▸ **Problem to solve**: What is the number of lines holding the word "жаттығулар"? Write that number and nothing else.

▸ **Source material**:

## begin

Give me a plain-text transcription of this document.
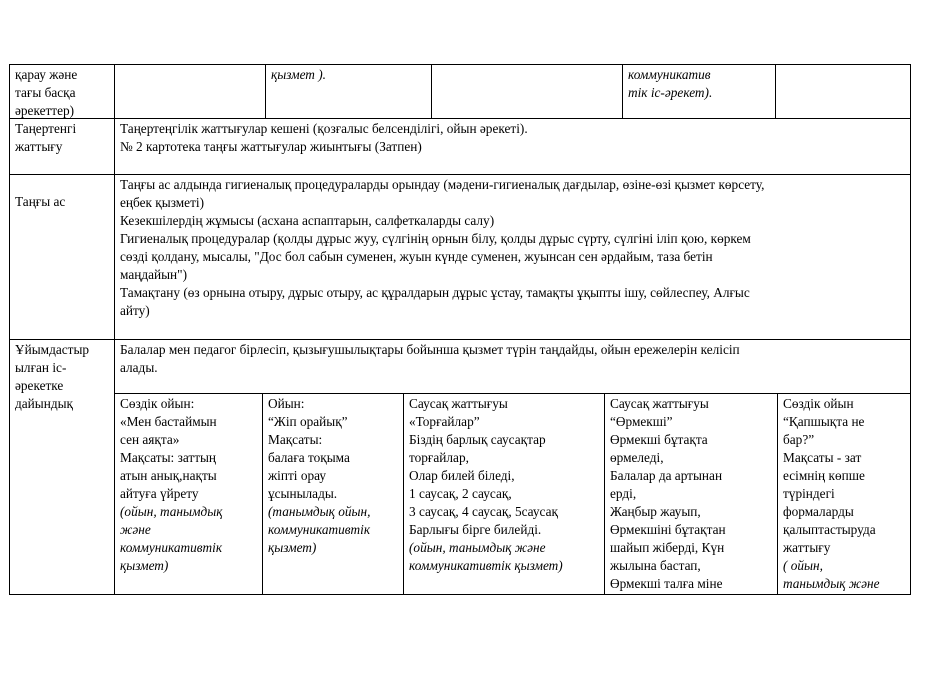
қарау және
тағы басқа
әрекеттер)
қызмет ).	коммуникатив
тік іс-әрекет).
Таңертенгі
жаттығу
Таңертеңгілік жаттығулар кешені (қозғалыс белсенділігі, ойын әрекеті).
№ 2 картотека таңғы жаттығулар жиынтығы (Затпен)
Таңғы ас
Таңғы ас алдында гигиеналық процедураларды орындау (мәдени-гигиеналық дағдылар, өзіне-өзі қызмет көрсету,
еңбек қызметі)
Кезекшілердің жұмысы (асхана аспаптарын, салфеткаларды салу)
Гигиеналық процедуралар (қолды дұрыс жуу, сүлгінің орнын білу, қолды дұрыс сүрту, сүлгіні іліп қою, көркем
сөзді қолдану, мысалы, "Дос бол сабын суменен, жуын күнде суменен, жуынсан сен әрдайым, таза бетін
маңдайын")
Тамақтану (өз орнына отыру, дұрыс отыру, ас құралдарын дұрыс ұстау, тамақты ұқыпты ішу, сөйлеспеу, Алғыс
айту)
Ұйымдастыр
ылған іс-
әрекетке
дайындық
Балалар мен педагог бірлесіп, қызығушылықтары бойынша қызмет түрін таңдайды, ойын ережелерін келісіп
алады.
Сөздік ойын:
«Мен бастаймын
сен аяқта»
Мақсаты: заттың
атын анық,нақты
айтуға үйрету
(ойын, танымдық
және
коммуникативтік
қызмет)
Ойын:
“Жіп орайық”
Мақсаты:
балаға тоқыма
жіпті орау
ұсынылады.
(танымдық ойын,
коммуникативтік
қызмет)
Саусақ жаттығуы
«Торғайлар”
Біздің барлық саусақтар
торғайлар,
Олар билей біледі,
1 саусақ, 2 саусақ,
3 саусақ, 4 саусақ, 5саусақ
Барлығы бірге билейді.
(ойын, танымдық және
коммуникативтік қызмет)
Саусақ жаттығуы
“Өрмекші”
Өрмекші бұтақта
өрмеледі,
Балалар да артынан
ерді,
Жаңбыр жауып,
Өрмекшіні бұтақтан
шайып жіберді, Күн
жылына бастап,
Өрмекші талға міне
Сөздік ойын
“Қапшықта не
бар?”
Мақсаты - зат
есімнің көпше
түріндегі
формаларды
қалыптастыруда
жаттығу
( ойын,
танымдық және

## end
## begin

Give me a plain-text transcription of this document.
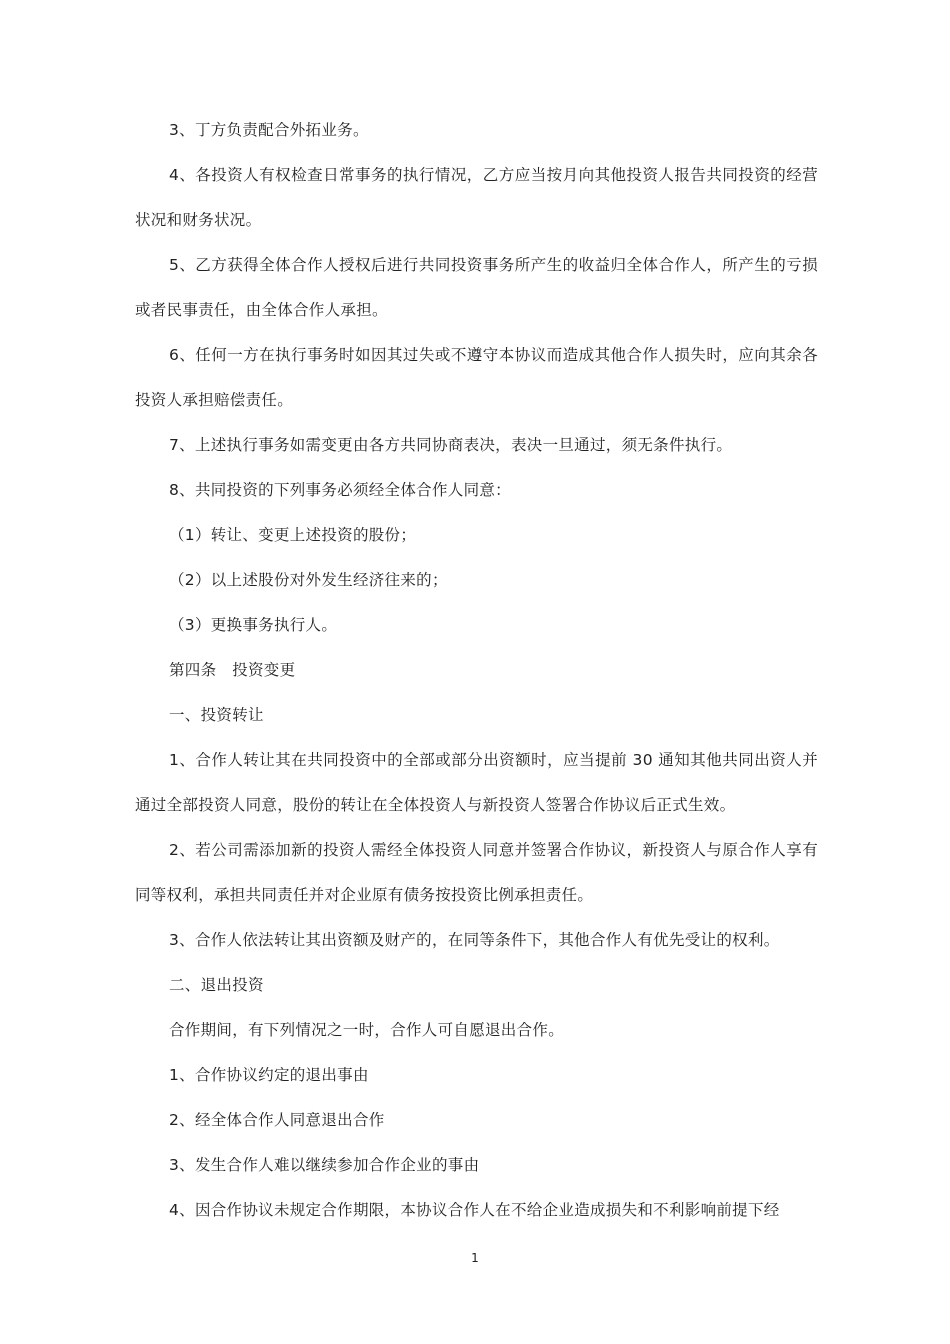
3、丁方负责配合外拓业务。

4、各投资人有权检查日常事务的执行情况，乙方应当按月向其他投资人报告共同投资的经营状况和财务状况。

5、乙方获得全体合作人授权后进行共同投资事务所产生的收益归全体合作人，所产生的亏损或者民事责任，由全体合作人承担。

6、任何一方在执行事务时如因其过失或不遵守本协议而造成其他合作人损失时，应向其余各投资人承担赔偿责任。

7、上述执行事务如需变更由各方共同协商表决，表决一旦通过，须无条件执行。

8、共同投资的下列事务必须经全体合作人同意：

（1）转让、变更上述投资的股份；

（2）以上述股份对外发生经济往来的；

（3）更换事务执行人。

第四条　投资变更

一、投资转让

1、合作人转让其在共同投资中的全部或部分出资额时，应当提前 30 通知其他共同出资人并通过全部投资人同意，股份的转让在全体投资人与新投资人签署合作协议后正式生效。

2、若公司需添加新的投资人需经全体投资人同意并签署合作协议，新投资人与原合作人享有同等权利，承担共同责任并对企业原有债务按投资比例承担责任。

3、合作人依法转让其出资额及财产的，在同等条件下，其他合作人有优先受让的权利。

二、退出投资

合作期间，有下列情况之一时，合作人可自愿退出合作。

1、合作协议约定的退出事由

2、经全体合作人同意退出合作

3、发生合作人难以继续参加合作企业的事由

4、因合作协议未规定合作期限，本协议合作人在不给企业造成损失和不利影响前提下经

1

## end

▸ **Result of the exercise**: 2